Scan the records for the line containing "Give me a plain-text"; extract it and all later lines, verbatim, through the end, and nothing before it.

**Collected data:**
** BEGIN **
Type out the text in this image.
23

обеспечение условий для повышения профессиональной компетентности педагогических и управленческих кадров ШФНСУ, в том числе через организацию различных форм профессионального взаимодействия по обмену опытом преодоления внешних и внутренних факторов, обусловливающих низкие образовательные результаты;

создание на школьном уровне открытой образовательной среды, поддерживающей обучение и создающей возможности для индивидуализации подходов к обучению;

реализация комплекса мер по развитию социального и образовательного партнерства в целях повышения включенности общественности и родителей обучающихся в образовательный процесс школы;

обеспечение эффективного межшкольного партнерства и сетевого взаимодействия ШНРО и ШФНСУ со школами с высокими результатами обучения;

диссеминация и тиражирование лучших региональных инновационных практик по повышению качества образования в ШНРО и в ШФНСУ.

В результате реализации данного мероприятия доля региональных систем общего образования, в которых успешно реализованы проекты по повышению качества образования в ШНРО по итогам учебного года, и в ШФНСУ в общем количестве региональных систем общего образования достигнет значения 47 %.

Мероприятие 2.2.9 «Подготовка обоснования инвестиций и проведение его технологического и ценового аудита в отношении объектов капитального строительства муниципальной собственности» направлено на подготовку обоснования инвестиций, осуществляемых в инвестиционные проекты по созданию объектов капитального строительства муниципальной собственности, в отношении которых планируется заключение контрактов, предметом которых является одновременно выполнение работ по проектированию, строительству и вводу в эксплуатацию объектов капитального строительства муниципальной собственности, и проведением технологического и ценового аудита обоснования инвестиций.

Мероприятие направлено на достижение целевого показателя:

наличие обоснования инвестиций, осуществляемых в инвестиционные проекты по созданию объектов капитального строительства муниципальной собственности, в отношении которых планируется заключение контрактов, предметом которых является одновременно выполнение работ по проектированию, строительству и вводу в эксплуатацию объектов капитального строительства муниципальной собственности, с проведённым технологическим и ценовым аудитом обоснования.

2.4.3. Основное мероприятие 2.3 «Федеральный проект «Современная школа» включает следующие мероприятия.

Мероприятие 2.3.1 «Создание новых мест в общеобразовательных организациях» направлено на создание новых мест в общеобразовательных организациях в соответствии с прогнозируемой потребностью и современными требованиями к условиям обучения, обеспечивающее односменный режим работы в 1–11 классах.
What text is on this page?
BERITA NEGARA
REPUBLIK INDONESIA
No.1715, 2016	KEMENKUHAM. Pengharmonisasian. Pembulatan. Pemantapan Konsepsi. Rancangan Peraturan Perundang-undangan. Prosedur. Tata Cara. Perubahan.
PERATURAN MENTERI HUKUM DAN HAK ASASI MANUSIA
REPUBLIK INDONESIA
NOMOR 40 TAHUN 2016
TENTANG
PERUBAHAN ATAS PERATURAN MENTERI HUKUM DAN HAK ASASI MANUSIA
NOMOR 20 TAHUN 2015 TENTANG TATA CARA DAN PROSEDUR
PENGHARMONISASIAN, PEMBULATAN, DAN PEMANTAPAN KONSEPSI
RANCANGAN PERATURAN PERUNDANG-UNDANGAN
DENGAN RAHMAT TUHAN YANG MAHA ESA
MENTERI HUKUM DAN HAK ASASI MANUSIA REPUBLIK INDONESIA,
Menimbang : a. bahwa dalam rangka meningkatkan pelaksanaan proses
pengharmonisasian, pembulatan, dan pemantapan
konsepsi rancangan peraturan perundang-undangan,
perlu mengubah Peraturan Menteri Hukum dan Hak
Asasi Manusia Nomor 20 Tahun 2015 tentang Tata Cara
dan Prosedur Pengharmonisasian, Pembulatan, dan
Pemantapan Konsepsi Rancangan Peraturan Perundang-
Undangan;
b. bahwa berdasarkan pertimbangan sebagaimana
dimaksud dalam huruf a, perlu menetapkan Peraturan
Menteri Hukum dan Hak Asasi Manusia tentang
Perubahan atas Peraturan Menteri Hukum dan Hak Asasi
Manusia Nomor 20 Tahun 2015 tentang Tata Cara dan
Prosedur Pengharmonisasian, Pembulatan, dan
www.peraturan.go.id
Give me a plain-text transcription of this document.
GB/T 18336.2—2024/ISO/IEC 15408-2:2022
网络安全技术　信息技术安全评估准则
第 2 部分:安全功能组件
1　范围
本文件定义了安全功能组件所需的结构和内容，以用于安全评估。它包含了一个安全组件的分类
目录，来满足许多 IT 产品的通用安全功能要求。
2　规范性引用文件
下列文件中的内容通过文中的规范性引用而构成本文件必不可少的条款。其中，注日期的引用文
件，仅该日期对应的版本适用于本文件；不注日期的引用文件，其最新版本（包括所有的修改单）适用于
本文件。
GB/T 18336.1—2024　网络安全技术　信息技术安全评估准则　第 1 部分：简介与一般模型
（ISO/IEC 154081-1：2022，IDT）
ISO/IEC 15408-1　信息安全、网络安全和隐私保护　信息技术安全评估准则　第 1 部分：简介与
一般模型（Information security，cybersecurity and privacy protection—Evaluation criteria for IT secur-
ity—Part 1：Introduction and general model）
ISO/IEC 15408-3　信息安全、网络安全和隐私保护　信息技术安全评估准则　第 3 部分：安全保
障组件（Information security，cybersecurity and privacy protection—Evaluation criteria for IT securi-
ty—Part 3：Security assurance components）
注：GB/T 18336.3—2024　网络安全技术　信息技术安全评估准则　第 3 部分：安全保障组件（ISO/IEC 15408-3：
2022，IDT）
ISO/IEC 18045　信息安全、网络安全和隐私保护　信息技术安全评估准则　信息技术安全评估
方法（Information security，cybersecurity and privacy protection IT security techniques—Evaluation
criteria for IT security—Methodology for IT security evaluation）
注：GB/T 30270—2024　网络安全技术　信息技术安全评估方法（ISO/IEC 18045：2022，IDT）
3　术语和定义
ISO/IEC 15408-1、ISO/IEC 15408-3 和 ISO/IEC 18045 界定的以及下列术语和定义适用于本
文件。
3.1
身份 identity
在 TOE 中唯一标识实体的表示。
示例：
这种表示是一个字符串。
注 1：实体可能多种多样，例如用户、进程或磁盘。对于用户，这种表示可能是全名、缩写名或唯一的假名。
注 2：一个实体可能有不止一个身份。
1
** END **
**Result for this exercise:**
Give me a plain-text transcription of this document.
GB/T 18336.2—2024/ISO/IEC 15408-2:2022
网络安全技术　信息技术安全评估准则
第 2 部分:安全功能组件
1　范围
本文件定义了安全功能组件所需的结构和内容，以用于安全评估。它包含了一个安全组件的分类
目录，来满足许多 IT 产品的通用安全功能要求。
2　规范性引用文件
下列文件中的内容通过文中的规范性引用而构成本文件必不可少的条款。其中，注日期的引用文
件，仅该日期对应的版本适用于本文件；不注日期的引用文件，其最新版本（包括所有的修改单）适用于
本文件。
GB/T 18336.1—2024　网络安全技术　信息技术安全评估准则　第 1 部分：简介与一般模型
（ISO/IEC 154081-1：2022，IDT）
ISO/IEC 15408-1　信息安全、网络安全和隐私保护　信息技术安全评估准则　第 1 部分：简介与
一般模型（Information security，cybersecurity and privacy protection—Evaluation criteria for IT secur-
ity—Part 1：Introduction and general model）
ISO/IEC 15408-3　信息安全、网络安全和隐私保护　信息技术安全评估准则　第 3 部分：安全保
障组件（Information security，cybersecurity and privacy protection—Evaluation criteria for IT securi-
ty—Part 3：Security assurance components）
注：GB/T 18336.3—2024　网络安全技术　信息技术安全评估准则　第 3 部分：安全保障组件（ISO/IEC 15408-3：
2022，IDT）
ISO/IEC 18045　信息安全、网络安全和隐私保护　信息技术安全评估准则　信息技术安全评估
方法（Information security，cybersecurity and privacy protection IT security techniques—Evaluation
criteria for IT security—Methodology for IT security evaluation）
注：GB/T 30270—2024　网络安全技术　信息技术安全评估方法（ISO/IEC 18045：2022，IDT）
3　术语和定义
ISO/IEC 15408-1、ISO/IEC 15408-3 和 ISO/IEC 18045 界定的以及下列术语和定义适用于本
文件。
3.1
身份 identity
在 TOE 中唯一标识实体的表示。
示例：
这种表示是一个字符串。
注 1：实体可能多种多样，例如用户、进程或磁盘。对于用户，这种表示可能是全名、缩写名或唯一的假名。
注 2：一个实体可能有不止一个身份。
1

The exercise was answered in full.